» **PROBLEM TO WORK ON**
Work out how many lines hold the string "super". The answer is a single number, nothing more.

» **DATA RECORDS**
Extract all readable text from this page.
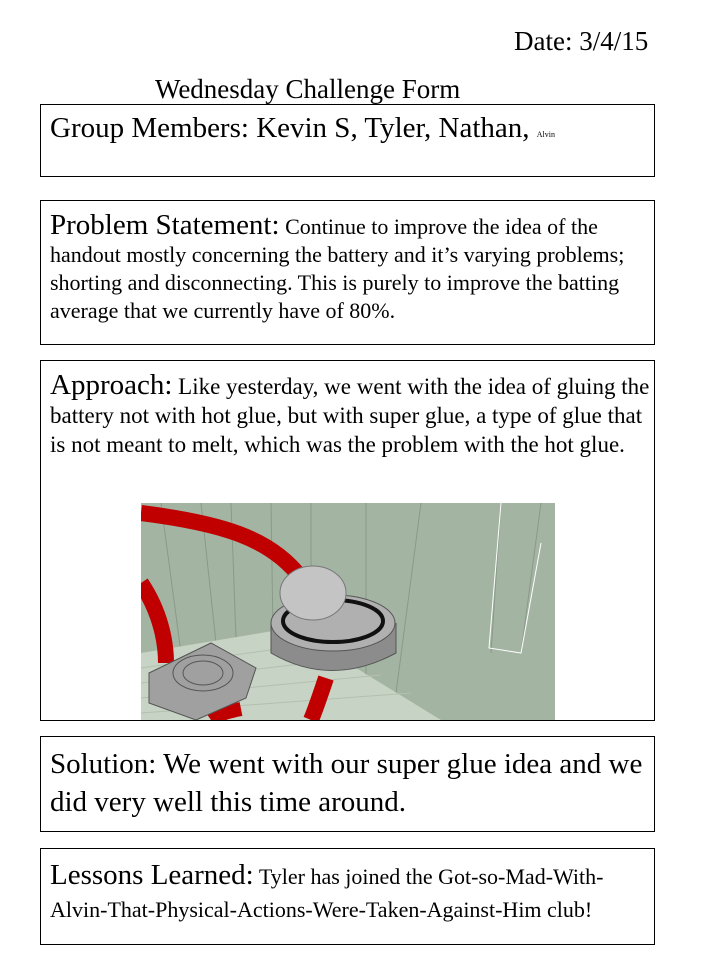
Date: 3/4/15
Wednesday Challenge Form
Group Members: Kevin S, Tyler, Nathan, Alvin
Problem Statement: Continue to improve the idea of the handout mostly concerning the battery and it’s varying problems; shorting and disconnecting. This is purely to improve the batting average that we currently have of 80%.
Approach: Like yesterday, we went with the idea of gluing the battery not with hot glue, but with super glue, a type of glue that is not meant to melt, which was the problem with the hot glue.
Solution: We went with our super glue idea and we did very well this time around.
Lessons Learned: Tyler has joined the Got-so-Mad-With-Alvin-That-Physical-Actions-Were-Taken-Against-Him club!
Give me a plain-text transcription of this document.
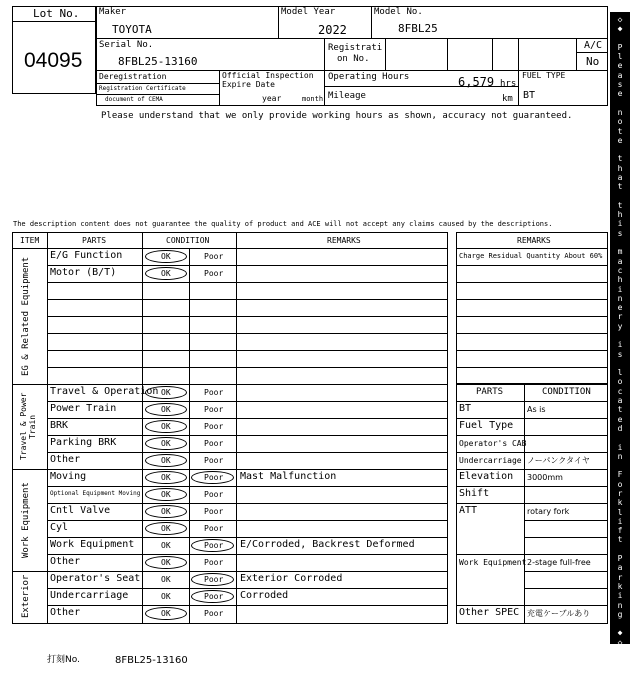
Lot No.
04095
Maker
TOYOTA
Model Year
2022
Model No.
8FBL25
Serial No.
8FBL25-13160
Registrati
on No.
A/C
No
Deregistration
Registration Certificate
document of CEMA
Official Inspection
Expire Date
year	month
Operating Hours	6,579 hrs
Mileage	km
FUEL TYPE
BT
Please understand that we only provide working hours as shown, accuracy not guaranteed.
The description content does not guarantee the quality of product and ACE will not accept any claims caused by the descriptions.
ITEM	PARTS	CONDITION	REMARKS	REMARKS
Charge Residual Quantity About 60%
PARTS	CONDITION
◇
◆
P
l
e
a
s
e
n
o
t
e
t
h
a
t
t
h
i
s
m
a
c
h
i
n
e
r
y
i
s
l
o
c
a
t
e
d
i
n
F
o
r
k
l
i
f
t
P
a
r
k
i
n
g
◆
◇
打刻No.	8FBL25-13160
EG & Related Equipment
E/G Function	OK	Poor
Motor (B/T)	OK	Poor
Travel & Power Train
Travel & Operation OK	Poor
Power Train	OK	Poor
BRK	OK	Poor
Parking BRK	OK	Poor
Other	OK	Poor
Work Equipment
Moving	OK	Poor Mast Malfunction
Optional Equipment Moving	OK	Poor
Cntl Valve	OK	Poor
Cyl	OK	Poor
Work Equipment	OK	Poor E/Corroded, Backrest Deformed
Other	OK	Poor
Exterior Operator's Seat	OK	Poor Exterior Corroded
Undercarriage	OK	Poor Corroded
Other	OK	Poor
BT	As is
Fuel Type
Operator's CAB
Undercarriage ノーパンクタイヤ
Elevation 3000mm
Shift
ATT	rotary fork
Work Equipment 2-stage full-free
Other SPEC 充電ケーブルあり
...
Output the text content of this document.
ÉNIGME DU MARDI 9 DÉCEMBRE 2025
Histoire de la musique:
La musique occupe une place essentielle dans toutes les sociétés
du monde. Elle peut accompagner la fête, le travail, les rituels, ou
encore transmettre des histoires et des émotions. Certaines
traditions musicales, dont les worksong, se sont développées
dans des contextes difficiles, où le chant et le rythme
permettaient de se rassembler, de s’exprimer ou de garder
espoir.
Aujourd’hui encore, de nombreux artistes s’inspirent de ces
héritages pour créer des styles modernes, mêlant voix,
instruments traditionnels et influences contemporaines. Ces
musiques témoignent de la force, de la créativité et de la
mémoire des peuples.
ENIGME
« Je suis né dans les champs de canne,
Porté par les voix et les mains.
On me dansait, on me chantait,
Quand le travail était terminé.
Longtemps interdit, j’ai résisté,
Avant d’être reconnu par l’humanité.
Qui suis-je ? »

» **SOLVED EXERCISE**
2